___ Data records

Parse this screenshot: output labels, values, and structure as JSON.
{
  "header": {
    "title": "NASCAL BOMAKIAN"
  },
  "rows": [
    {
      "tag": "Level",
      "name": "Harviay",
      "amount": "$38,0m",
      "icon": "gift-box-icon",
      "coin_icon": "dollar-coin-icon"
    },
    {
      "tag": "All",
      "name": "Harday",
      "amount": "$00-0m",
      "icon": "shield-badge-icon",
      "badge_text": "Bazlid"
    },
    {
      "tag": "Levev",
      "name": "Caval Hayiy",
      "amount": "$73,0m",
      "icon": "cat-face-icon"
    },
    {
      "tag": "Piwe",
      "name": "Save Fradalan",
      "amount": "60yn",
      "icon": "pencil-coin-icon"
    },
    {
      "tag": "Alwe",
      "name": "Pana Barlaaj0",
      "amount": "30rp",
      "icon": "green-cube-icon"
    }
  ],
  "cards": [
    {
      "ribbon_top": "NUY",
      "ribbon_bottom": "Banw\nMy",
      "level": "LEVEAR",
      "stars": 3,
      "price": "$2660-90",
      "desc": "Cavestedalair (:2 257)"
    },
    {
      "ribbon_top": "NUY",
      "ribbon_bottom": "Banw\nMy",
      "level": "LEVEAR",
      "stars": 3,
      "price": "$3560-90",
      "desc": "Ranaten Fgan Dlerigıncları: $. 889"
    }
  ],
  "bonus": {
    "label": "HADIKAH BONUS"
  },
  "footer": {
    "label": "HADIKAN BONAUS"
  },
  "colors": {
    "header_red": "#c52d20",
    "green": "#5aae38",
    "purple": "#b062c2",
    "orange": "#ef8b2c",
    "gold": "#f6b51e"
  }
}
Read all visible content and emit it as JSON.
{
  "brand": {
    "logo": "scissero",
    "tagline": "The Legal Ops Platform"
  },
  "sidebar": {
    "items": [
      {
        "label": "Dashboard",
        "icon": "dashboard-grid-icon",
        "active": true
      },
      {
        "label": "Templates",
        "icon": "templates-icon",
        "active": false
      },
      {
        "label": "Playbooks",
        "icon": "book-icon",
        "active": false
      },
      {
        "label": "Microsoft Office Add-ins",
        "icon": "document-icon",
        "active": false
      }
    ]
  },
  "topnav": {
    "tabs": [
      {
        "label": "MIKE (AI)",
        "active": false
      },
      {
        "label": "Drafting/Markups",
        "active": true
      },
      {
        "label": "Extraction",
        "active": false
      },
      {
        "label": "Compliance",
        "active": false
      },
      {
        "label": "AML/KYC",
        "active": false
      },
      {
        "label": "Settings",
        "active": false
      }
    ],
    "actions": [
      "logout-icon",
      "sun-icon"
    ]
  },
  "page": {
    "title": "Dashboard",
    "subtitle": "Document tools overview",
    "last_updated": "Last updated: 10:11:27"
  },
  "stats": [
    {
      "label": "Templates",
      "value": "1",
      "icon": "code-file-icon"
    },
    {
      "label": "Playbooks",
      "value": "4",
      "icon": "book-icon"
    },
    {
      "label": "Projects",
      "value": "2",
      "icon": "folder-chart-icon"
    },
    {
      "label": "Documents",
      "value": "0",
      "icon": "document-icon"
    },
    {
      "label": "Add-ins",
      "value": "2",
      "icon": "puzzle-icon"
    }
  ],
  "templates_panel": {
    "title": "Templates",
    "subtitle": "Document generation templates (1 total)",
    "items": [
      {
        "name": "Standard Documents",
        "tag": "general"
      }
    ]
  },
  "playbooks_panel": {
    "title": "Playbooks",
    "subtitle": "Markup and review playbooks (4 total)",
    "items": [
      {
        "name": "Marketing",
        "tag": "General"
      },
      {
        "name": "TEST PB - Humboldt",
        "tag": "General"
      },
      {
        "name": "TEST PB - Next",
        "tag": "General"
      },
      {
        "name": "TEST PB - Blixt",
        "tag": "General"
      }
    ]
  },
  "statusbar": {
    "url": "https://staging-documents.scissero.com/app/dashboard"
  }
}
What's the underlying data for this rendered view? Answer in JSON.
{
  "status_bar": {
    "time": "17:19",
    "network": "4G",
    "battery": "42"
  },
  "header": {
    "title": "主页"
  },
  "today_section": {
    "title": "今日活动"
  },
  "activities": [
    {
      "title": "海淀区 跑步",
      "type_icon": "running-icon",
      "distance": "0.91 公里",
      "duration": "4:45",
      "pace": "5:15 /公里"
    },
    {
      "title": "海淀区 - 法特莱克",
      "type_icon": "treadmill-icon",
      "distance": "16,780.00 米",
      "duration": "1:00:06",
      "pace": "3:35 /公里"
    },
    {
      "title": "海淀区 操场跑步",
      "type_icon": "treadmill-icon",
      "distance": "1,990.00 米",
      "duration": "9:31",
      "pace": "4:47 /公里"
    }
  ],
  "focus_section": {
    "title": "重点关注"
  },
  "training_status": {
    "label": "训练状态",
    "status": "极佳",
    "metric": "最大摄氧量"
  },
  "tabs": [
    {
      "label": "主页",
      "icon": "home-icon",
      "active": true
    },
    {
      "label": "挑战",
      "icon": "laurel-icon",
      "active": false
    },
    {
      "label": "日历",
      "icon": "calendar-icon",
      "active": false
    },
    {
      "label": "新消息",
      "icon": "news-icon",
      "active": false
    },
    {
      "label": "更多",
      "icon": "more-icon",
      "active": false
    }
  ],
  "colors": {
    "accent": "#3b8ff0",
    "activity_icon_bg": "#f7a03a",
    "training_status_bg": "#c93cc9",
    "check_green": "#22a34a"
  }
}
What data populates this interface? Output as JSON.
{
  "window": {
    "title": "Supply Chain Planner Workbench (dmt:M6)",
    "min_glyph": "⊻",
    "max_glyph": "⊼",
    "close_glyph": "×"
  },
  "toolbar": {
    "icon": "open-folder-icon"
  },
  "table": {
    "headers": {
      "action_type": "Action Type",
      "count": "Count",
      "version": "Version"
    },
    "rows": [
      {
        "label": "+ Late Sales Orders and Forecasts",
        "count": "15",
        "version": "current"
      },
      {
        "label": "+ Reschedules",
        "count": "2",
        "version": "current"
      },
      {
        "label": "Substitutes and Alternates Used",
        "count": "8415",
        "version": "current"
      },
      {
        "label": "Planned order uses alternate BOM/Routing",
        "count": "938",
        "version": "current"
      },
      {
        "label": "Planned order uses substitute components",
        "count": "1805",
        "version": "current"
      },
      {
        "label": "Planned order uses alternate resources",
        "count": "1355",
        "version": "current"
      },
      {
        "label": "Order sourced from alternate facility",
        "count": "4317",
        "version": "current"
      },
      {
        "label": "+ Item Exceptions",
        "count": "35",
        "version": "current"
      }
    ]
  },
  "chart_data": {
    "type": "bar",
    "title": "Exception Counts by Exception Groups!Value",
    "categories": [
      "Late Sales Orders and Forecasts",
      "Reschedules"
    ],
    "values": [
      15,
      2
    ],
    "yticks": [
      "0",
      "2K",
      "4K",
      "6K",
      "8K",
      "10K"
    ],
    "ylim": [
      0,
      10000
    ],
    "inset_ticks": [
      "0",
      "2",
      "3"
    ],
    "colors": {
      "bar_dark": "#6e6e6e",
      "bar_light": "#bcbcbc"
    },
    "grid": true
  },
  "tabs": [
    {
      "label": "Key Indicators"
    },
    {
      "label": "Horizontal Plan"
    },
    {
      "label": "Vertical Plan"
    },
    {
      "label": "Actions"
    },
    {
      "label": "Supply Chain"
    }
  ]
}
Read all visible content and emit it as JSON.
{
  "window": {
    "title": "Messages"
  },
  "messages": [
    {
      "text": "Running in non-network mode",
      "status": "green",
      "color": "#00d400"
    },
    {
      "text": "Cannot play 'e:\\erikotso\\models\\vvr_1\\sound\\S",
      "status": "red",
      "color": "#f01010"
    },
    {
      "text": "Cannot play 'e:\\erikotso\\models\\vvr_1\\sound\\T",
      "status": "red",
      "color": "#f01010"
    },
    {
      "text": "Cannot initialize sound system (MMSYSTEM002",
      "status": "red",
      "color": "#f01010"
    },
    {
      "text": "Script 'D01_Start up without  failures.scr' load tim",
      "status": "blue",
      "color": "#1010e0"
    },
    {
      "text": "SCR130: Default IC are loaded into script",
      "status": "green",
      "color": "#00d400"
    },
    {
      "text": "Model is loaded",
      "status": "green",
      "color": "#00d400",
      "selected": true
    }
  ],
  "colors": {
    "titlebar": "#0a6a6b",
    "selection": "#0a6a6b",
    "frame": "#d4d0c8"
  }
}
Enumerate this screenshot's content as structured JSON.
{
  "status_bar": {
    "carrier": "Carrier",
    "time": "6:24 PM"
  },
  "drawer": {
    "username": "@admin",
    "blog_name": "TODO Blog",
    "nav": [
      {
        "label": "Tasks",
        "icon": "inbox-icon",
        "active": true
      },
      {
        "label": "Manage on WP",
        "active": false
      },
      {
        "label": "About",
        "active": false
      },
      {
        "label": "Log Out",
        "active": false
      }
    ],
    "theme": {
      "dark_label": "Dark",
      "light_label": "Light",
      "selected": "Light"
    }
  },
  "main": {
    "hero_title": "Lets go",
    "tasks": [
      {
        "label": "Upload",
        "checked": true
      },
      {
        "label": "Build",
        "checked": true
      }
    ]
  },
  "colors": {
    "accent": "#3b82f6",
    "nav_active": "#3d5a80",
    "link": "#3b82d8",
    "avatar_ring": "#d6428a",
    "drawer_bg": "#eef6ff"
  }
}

______

== Request ==
Point out every line holding the string "erikotso" and copy it.

== Finished exercise ==
      "text": "Cannot play 'e:\\erikotso\\models\\vvr_1\\sound\\S",
      "text": "Cannot play 'e:\\erikotso\\models\\vvr_1\\sound\\T",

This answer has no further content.